>> START Stored data

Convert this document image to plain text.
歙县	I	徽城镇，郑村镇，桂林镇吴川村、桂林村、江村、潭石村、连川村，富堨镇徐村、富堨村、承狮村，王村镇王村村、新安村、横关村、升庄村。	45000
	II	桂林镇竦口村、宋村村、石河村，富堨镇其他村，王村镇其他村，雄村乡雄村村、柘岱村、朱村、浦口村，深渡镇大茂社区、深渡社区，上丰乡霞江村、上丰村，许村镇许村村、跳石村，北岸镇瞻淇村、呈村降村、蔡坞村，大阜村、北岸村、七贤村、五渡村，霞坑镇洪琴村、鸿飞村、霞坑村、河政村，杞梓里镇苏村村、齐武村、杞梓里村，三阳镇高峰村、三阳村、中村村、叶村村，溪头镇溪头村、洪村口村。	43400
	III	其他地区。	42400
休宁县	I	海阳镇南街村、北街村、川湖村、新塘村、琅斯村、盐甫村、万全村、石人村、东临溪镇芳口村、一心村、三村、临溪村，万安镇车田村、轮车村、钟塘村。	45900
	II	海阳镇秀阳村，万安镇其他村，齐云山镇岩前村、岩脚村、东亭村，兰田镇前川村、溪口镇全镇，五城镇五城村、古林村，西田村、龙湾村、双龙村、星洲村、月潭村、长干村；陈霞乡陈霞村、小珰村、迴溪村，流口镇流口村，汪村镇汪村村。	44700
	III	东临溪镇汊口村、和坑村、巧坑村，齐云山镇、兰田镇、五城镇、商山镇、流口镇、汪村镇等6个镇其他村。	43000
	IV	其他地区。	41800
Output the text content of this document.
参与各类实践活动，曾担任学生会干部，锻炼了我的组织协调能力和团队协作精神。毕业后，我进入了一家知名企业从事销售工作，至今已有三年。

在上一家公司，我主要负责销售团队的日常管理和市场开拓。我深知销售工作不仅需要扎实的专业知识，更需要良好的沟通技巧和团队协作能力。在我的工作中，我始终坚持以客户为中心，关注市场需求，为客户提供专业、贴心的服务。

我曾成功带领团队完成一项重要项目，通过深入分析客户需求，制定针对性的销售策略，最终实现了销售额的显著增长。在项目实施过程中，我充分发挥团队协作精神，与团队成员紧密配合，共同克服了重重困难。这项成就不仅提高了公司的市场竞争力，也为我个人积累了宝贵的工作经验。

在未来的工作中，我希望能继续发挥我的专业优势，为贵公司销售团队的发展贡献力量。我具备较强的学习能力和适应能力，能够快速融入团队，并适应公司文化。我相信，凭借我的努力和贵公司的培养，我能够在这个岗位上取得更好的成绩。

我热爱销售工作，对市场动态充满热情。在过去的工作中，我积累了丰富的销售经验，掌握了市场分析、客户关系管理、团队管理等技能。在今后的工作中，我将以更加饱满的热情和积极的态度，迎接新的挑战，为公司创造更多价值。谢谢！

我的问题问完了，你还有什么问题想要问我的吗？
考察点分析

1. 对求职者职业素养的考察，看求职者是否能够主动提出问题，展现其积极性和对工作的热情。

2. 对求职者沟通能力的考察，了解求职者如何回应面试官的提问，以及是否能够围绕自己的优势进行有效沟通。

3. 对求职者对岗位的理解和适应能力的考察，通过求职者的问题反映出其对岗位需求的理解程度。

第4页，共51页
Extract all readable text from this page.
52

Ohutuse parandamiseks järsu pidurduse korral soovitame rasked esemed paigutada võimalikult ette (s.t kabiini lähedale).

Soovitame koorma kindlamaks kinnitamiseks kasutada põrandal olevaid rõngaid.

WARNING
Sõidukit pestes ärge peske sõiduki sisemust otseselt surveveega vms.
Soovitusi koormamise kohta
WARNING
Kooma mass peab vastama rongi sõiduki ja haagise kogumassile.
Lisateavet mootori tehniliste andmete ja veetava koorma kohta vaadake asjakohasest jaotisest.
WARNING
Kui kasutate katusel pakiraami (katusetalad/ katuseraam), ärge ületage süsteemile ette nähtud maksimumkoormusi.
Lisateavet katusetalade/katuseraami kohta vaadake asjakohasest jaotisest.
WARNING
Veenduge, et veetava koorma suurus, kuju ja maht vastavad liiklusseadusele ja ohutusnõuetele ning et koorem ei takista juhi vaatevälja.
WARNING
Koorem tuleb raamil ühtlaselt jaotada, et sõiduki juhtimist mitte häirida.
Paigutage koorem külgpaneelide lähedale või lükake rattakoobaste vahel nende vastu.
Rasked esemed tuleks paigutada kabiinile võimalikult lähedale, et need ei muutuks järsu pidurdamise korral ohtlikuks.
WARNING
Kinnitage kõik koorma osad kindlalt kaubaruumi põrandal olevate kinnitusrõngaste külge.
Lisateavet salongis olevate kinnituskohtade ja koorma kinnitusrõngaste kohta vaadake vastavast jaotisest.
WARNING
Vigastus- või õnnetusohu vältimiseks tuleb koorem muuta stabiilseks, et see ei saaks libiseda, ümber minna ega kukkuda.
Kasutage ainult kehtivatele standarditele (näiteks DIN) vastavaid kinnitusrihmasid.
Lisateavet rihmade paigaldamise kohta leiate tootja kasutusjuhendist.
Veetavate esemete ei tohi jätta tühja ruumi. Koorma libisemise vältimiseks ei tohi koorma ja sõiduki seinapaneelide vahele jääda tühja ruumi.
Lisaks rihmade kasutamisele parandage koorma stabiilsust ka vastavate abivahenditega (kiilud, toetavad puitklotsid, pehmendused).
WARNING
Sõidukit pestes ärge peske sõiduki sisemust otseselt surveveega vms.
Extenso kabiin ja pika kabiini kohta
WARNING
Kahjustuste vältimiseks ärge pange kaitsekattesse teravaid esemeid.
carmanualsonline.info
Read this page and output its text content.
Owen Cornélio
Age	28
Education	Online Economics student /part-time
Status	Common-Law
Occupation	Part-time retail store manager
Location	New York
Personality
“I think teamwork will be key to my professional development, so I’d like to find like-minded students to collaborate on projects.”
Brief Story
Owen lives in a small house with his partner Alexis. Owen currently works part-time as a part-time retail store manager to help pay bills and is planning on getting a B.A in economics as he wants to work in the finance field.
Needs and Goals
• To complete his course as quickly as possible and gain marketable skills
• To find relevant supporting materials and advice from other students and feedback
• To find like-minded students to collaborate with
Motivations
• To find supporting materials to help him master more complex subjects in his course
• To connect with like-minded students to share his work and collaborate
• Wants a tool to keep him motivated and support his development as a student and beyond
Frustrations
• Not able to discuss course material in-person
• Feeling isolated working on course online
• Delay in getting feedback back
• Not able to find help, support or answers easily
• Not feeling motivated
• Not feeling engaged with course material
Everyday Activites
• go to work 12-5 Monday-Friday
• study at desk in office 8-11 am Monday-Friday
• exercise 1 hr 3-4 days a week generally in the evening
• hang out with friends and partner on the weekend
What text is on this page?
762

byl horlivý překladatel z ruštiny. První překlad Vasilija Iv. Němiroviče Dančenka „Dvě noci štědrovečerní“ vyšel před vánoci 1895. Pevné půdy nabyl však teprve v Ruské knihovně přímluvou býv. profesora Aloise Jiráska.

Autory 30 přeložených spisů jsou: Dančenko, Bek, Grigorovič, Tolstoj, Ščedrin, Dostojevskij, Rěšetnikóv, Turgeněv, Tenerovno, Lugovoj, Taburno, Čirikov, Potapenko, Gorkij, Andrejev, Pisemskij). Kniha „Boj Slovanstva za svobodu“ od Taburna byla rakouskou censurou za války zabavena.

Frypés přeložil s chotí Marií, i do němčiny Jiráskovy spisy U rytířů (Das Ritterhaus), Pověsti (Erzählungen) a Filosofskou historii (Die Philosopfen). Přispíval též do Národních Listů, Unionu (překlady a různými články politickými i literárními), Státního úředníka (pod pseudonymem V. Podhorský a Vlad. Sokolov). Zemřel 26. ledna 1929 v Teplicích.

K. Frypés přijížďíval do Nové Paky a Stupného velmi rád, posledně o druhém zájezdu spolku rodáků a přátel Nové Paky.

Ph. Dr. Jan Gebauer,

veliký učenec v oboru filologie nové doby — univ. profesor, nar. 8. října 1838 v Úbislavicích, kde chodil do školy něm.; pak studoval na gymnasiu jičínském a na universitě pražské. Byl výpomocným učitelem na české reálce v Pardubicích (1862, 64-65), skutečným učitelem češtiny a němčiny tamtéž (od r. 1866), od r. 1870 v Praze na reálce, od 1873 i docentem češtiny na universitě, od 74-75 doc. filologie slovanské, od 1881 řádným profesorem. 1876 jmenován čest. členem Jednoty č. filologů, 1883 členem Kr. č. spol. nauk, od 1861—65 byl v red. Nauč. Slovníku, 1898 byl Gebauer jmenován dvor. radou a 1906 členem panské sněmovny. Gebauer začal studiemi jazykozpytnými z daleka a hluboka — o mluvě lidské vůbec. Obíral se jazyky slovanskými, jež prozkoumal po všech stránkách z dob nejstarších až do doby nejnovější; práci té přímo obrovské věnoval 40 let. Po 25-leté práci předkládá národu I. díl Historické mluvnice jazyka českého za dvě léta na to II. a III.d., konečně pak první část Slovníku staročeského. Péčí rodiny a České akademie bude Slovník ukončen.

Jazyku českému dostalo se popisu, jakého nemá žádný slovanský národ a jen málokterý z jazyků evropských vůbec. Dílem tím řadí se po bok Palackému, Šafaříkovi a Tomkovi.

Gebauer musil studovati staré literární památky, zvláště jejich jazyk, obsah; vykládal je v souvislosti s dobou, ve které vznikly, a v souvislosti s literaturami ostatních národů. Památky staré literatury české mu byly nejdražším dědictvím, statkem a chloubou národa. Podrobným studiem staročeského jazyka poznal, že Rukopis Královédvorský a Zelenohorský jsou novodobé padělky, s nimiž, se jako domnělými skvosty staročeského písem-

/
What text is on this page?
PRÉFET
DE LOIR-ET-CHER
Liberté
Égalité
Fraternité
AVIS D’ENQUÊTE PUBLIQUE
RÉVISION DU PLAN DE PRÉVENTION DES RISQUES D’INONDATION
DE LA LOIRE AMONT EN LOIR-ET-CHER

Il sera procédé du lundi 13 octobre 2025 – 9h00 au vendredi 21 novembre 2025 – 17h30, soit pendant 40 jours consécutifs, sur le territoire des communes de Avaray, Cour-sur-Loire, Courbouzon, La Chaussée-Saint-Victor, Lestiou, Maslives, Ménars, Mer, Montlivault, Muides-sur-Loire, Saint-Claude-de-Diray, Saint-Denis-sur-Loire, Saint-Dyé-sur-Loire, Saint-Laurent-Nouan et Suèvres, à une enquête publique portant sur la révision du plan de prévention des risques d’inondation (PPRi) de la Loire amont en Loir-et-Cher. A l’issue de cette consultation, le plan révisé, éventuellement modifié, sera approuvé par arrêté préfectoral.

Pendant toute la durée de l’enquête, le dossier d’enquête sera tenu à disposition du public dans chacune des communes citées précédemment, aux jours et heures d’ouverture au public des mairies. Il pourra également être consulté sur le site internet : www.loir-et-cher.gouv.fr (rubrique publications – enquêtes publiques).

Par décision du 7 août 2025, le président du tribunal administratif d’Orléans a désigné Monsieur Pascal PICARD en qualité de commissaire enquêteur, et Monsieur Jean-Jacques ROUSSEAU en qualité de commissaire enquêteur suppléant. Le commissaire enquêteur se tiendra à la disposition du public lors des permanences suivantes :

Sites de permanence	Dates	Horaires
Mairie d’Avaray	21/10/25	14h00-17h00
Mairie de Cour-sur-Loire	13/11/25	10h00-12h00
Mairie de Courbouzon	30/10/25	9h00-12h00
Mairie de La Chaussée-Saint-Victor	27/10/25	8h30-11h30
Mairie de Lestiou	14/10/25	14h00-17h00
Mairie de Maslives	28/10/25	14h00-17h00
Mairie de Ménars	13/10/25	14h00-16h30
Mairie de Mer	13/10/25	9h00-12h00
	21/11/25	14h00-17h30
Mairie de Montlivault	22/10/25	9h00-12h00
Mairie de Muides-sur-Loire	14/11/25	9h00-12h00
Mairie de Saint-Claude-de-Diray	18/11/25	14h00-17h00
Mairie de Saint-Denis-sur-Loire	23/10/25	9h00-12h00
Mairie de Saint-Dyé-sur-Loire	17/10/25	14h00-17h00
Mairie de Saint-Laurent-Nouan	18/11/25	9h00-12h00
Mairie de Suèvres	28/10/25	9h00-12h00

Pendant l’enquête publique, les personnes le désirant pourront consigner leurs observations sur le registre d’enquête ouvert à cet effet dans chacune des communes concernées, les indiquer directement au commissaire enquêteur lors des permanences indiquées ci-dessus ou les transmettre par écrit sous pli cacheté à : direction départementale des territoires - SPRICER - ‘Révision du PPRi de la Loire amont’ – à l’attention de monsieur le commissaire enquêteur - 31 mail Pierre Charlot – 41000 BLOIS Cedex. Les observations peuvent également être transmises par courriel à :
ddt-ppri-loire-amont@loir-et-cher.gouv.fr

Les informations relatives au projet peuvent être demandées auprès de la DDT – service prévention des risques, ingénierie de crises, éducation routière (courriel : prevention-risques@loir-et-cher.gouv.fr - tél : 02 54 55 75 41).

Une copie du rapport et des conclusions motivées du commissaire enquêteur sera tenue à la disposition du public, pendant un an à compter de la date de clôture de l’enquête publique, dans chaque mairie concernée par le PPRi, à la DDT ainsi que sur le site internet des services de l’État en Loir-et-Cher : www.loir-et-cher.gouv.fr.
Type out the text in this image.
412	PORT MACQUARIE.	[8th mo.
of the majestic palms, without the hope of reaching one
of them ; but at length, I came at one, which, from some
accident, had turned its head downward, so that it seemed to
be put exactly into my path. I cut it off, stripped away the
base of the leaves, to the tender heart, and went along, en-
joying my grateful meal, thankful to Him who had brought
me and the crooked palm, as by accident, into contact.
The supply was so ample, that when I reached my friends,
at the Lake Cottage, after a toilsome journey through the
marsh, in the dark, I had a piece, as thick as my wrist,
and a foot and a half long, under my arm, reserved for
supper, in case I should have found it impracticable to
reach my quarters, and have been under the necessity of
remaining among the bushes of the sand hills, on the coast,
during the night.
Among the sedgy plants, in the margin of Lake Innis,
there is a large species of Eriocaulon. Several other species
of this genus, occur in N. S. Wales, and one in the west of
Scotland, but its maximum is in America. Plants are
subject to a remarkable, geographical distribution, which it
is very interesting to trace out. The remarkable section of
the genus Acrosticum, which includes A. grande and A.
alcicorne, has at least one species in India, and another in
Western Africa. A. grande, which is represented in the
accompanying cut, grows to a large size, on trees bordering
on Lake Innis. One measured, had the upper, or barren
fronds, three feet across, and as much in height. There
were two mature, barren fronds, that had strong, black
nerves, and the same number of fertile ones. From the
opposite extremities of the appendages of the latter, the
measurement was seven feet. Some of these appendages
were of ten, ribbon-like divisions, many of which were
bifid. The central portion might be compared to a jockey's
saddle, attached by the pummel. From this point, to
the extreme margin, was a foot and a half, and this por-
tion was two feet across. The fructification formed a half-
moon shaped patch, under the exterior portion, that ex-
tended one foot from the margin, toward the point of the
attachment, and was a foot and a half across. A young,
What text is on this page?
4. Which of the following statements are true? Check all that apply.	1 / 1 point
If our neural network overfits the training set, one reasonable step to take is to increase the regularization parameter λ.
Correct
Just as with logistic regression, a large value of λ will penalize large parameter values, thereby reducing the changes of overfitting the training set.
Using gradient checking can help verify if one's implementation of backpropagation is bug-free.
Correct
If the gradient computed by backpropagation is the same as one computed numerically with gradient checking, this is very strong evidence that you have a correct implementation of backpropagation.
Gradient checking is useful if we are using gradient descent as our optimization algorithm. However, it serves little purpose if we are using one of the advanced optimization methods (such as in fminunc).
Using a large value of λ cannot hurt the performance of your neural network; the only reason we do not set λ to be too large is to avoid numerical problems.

>> END Stored data

Task prompt — From the listing above, report the number of lines containing the string "lähedale", without any accompanying remarks.

The reply — 3